--- Data extracted from a collection ---
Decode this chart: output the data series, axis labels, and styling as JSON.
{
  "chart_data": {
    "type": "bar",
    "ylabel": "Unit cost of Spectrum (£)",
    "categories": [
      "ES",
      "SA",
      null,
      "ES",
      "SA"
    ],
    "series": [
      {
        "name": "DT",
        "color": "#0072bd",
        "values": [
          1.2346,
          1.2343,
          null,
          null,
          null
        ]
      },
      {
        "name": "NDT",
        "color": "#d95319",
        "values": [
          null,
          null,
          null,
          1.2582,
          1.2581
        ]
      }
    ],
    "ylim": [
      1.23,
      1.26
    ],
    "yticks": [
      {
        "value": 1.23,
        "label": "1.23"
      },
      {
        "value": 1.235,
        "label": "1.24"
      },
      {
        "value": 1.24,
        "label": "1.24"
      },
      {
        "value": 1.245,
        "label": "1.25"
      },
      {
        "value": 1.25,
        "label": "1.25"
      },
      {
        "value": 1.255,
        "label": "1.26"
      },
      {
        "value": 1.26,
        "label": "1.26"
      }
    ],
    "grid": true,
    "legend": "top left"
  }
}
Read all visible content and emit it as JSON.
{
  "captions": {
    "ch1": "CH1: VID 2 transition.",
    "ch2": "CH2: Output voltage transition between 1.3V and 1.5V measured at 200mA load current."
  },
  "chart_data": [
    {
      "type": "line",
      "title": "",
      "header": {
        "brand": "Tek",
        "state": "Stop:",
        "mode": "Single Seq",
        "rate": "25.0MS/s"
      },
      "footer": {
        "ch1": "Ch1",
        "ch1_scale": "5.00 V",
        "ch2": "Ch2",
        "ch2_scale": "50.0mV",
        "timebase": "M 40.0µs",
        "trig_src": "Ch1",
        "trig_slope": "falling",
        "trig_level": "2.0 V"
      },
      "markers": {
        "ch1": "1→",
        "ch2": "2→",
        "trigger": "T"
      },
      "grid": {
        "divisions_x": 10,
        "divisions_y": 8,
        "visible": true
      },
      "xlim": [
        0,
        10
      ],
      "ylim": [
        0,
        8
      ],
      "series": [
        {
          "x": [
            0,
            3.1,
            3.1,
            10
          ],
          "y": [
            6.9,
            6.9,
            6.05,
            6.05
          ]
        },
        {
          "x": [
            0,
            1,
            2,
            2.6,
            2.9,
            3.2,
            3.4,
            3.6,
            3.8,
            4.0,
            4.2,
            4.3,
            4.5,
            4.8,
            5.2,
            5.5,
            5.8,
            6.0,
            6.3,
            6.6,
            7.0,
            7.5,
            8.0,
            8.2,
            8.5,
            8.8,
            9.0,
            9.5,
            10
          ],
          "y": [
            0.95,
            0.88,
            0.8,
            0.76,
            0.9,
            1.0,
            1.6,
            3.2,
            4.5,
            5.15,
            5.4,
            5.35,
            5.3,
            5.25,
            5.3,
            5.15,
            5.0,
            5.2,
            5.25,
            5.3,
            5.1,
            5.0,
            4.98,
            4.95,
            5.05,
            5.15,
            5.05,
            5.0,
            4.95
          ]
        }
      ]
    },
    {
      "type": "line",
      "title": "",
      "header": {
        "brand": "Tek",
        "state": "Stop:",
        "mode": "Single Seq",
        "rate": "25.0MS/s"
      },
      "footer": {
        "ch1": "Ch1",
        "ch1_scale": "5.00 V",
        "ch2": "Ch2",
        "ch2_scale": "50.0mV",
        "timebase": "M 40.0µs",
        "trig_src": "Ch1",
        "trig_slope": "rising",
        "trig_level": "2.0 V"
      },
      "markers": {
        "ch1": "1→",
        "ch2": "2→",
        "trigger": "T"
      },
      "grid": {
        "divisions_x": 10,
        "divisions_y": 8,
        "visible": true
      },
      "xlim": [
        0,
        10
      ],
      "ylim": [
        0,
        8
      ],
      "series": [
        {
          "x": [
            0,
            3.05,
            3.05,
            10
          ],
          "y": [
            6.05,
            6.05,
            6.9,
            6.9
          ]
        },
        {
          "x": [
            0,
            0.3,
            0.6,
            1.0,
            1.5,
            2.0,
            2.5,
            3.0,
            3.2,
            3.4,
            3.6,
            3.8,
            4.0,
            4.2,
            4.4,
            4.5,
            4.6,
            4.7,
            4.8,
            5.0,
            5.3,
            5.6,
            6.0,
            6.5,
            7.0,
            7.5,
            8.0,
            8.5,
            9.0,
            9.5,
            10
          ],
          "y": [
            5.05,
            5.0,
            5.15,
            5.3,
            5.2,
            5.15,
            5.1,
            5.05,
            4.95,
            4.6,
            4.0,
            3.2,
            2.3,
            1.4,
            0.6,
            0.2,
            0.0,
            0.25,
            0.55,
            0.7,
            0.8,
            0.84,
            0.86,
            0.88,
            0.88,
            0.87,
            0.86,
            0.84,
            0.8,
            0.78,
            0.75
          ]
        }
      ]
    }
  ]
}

--- Short task ---
Return the listing above in its exact form.

--- The output ---
Decode this chart: output the data series, axis labels, and styling as JSON.
{
  "chart_data": {
    "type": "bar",
    "ylabel": "Unit cost of Spectrum (£)",
    "categories": [
      "ES",
      "SA",
      null,
      "ES",
      "SA"
    ],
    "series": [
      {
        "name": "DT",
        "color": "#0072bd",
        "values": [
          1.2346,
          1.2343,
          null,
          null,
          null
        ]
      },
      {
        "name": "NDT",
        "color": "#d95319",
        "values": [
          null,
          null,
          null,
          1.2582,
          1.2581
        ]
      }
    ],
    "ylim": [
      1.23,
      1.26
    ],
    "yticks": [
      {
        "value": 1.23,
        "label": "1.23"
      },
      {
        "value": 1.235,
        "label": "1.24"
      },
      {
        "value": 1.24,
        "label": "1.24"
      },
      {
        "value": 1.245,
        "label": "1.25"
      },
      {
        "value": 1.25,
        "label": "1.25"
      },
      {
        "value": 1.255,
        "label": "1.26"
      },
      {
        "value": 1.26,
        "label": "1.26"
      }
    ],
    "grid": true,
    "legend": "top left"
  }
}
Read all visible content and emit it as JSON.
{
  "captions": {
    "ch1": "CH1: VID 2 transition.",
    "ch2": "CH2: Output voltage transition between 1.3V and 1.5V measured at 200mA load current."
  },
  "chart_data": [
    {
      "type": "line",
      "title": "",
      "header": {
        "brand": "Tek",
        "state": "Stop:",
        "mode": "Single Seq",
        "rate": "25.0MS/s"
      },
      "footer": {
        "ch1": "Ch1",
        "ch1_scale": "5.00 V",
        "ch2": "Ch2",
        "ch2_scale": "50.0mV",
        "timebase": "M 40.0µs",
        "trig_src": "Ch1",
        "trig_slope": "falling",
        "trig_level": "2.0 V"
      },
      "markers": {
        "ch1": "1→",
        "ch2": "2→",
        "trigger": "T"
      },
      "grid": {
        "divisions_x": 10,
        "divisions_y": 8,
        "visible": true
      },
      "xlim": [
        0,
        10
      ],
      "ylim": [
        0,
        8
      ],
      "series": [
        {
          "x": [
            0,
            3.1,
            3.1,
            10
          ],
          "y": [
            6.9,
            6.9,
            6.05,
            6.05
          ]
        },
        {
          "x": [
            0,
            1,
            2,
            2.6,
            2.9,
            3.2,
            3.4,
            3.6,
            3.8,
            4.0,
            4.2,
            4.3,
            4.5,
            4.8,
            5.2,
            5.5,
            5.8,
            6.0,
            6.3,
            6.6,
            7.0,
            7.5,
            8.0,
            8.2,
            8.5,
            8.8,
            9.0,
            9.5,
            10
          ],
          "y": [
            0.95,
            0.88,
            0.8,
            0.76,
            0.9,
            1.0,
            1.6,
            3.2,
            4.5,
            5.15,
            5.4,
            5.35,
            5.3,
            5.25,
            5.3,
            5.15,
            5.0,
            5.2,
            5.25,
            5.3,
            5.1,
            5.0,
            4.98,
            4.95,
            5.05,
            5.15,
            5.05,
            5.0,
            4.95
          ]
        }
      ]
    },
    {
      "type": "line",
      "title": "",
      "header": {
        "brand": "Tek",
        "state": "Stop:",
        "mode": "Single Seq",
        "rate": "25.0MS/s"
      },
      "footer": {
        "ch1": "Ch1",
        "ch1_scale": "5.00 V",
        "ch2": "Ch2",
        "ch2_scale": "50.0mV",
        "timebase": "M 40.0µs",
        "trig_src": "Ch1",
        "trig_slope": "rising",
        "trig_level": "2.0 V"
      },
      "markers": {
        "ch1": "1→",
        "ch2": "2→",
        "trigger": "T"
      },
      "grid": {
        "divisions_x": 10,
        "divisions_y": 8,
        "visible": true
      },
      "xlim": [
        0,
        10
      ],
      "ylim": [
        0,
        8
      ],
      "series": [
        {
          "x": [
            0,
            3.05,
            3.05,
            10
          ],
          "y": [
            6.05,
            6.05,
            6.9,
            6.9
          ]
        },
        {
          "x": [
            0,
            0.3,
            0.6,
            1.0,
            1.5,
            2.0,
            2.5,
            3.0,
            3.2,
            3.4,
            3.6,
            3.8,
            4.0,
            4.2,
            4.4,
            4.5,
            4.6,
            4.7,
            4.8,
            5.0,
            5.3,
            5.6,
            6.0,
            6.5,
            7.0,
            7.5,
            8.0,
            8.5,
            9.0,
            9.5,
            10
          ],
          "y": [
            5.05,
            5.0,
            5.15,
            5.3,
            5.2,
            5.15,
            5.1,
            5.05,
            4.95,
            4.6,
            4.0,
            3.2,
            2.3,
            1.4,
            0.6,
            0.2,
            0.0,
            0.25,
            0.55,
            0.7,
            0.8,
            0.84,
            0.86,
            0.88,
            0.88,
            0.87,
            0.86,
            0.84,
            0.8,
            0.78,
            0.75
          ]
        }
      ]
    }
  ]
}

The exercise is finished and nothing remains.